### Brief
Transcribe the records exactly. Pictures do not belong in the transcription.

### Material
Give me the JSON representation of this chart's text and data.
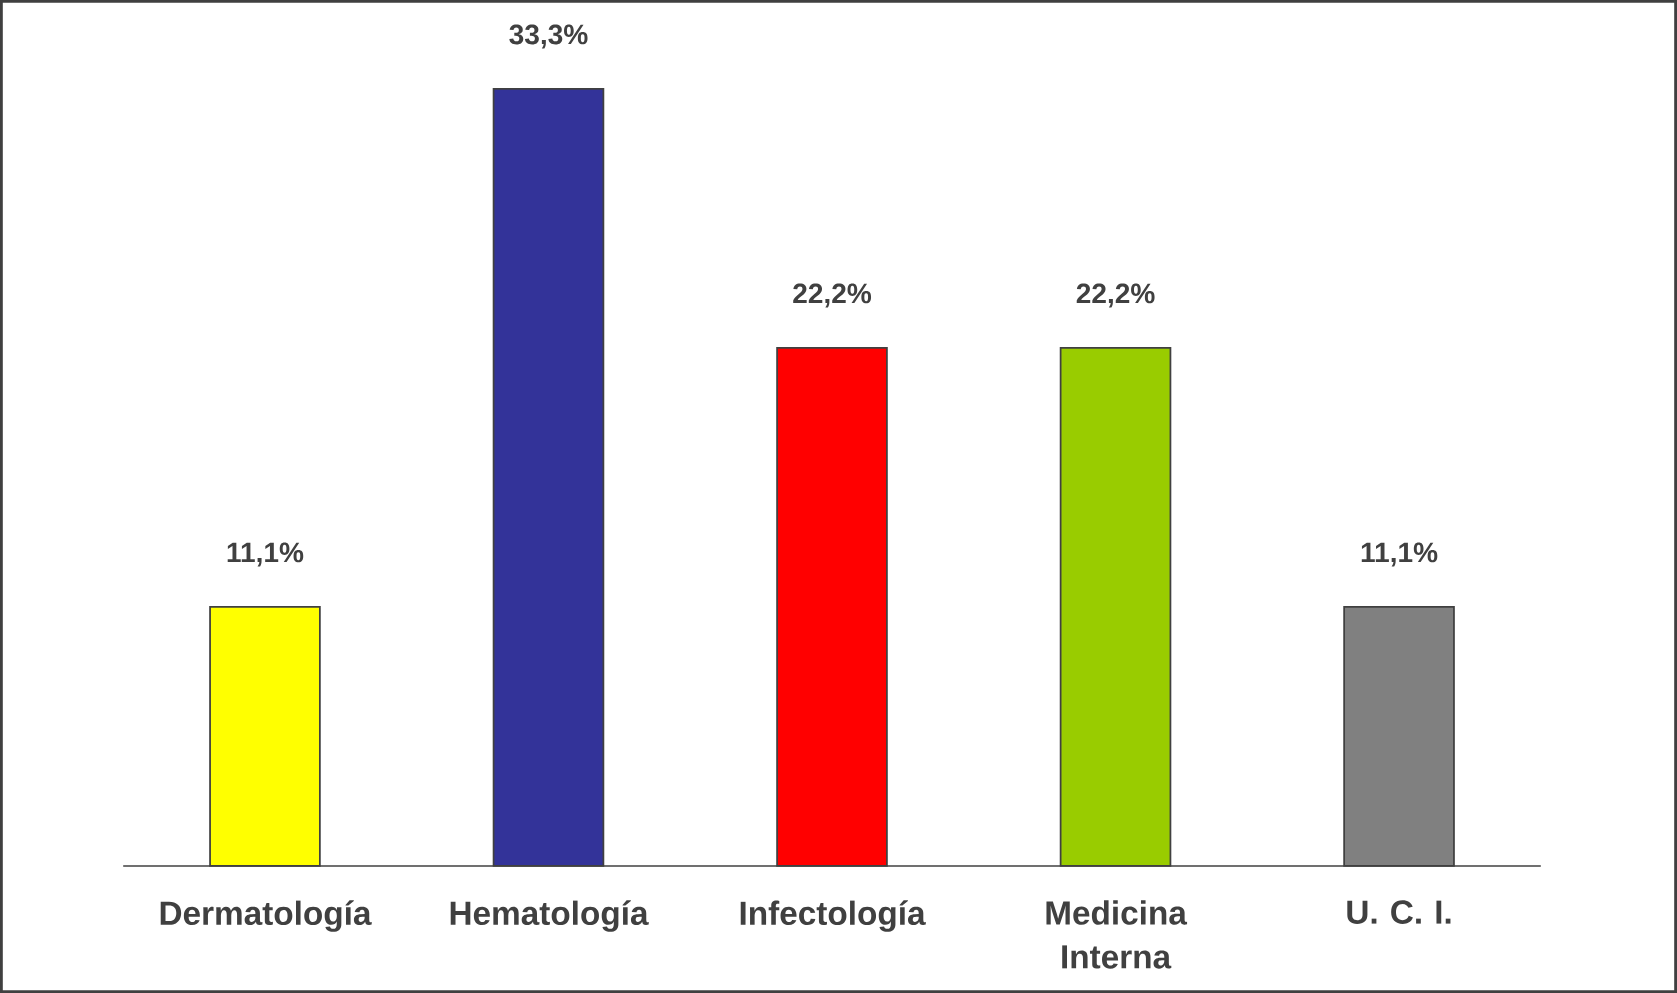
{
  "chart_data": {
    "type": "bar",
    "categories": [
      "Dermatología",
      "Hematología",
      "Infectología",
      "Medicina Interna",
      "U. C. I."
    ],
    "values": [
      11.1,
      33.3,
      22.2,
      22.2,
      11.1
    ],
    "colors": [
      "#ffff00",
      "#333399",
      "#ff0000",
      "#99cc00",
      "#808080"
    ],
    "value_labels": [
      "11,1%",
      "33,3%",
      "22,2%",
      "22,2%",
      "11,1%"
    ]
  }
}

### Solution to the exercise
Give me the JSON representation of this chart's text and data.
{
  "chart_data": {
    "type": "bar",
    "categories": [
      "Dermatología",
      "Hematología",
      "Infectología",
      "Medicina Interna",
      "U. C. I."
    ],
    "values": [
      11.1,
      33.3,
      22.2,
      22.2,
      11.1
    ],
    "colors": [
      "#ffff00",
      "#333399",
      "#ff0000",
      "#99cc00",
      "#808080"
    ],
    "value_labels": [
      "11,1%",
      "33,3%",
      "22,2%",
      "22,2%",
      "11,1%"
    ]
  }
}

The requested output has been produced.